**Records supplied:**
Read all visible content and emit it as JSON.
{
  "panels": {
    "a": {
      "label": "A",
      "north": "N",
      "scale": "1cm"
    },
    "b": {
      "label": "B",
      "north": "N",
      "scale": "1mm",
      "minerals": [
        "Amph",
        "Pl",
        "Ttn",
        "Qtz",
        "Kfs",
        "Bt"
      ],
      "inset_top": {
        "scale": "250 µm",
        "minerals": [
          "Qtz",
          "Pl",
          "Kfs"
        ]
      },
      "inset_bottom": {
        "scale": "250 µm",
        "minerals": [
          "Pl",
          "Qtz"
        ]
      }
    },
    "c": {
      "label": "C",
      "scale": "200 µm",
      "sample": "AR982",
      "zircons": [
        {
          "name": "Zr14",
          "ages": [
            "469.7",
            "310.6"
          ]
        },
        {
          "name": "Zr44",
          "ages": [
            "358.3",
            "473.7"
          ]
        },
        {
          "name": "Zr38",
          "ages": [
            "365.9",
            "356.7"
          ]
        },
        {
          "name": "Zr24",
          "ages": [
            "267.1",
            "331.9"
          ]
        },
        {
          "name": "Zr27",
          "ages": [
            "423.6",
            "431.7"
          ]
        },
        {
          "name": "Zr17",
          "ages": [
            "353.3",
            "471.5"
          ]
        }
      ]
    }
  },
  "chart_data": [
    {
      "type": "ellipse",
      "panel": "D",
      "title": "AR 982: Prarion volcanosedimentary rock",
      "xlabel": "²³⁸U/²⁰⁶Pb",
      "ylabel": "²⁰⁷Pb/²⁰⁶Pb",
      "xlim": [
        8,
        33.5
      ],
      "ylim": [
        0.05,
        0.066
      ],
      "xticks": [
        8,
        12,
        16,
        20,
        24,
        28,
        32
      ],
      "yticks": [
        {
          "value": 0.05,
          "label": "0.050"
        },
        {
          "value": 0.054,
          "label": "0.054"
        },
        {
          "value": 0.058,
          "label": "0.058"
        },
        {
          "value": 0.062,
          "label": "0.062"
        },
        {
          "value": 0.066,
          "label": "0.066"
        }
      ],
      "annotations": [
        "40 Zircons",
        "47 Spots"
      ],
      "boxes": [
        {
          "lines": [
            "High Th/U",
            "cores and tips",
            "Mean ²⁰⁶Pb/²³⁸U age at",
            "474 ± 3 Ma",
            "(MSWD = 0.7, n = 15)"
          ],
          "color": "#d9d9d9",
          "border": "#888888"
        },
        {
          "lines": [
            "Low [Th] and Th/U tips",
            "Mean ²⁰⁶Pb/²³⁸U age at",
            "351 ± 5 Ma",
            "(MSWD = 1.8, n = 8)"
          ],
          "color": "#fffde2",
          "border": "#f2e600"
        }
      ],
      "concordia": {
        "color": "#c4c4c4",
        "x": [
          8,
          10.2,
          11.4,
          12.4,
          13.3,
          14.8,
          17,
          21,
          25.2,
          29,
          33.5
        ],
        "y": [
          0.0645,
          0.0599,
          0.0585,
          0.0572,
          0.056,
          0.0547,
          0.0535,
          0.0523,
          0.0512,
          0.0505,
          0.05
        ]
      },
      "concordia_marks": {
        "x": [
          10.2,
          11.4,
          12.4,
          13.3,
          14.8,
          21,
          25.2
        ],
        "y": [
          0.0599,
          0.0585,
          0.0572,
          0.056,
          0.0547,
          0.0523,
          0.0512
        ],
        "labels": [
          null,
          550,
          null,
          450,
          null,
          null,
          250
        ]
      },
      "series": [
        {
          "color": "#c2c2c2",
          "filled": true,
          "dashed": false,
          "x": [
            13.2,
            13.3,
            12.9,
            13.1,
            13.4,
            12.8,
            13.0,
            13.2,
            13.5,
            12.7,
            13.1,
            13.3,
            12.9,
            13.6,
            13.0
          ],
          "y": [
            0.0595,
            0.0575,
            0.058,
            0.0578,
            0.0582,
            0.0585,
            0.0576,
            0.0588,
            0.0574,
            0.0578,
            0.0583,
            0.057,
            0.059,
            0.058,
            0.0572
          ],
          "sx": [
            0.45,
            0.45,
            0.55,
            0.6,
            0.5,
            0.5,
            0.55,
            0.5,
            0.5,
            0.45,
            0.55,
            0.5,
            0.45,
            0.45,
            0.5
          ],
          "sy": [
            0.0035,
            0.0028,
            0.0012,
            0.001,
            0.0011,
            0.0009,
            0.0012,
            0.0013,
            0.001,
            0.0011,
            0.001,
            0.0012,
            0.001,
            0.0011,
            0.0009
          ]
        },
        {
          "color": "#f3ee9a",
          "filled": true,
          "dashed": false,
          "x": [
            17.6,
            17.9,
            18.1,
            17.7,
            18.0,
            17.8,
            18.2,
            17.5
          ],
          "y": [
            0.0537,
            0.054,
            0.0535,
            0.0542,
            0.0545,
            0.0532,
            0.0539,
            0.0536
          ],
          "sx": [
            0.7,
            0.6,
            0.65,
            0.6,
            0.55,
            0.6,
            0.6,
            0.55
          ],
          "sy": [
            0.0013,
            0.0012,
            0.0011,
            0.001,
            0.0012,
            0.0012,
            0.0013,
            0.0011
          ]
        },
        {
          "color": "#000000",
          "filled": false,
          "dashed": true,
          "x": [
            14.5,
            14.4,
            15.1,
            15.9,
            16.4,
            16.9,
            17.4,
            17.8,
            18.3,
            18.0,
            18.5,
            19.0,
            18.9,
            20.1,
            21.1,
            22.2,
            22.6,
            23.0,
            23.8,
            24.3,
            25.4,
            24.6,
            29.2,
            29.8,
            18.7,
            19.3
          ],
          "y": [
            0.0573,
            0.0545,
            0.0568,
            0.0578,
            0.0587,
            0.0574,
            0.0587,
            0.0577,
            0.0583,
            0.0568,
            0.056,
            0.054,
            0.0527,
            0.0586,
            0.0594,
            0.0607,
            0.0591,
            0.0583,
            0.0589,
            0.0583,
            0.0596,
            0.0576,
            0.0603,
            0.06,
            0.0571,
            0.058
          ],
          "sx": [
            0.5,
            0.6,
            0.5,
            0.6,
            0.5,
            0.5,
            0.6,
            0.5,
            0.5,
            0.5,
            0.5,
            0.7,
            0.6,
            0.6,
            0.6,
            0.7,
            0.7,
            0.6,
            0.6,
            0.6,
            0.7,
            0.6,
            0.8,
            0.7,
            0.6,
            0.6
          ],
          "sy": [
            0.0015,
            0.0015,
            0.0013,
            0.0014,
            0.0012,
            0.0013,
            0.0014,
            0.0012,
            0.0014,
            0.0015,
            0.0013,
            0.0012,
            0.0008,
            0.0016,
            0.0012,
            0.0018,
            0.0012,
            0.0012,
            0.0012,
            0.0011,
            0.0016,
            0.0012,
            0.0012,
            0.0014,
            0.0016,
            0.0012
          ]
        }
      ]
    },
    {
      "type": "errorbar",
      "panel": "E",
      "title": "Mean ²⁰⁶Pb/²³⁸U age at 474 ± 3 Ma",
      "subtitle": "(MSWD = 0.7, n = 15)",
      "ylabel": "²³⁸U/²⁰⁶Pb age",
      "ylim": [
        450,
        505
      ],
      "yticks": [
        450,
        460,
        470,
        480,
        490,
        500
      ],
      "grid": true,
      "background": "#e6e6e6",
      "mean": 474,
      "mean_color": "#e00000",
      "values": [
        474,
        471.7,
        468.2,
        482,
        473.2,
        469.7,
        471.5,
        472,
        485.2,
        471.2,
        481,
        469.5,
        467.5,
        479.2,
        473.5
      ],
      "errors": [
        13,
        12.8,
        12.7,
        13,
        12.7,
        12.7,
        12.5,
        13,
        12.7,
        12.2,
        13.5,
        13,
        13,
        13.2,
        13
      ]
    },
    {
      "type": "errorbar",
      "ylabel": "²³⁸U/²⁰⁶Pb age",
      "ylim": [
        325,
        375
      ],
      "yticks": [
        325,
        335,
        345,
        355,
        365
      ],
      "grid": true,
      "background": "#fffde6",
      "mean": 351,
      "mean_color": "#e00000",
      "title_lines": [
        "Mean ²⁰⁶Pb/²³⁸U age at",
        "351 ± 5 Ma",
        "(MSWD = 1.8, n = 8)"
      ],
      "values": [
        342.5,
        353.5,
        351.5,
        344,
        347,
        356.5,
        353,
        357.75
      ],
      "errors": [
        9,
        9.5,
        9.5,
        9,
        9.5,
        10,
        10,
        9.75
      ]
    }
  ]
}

**What the exercise asks:** Gather each line holding the string "scale".

**Finished answer:**
      "scale": "1cm"
      "scale": "1mm",
        "scale": "250 µm",
        "scale": "250 µm",
      "scale": "200 µm",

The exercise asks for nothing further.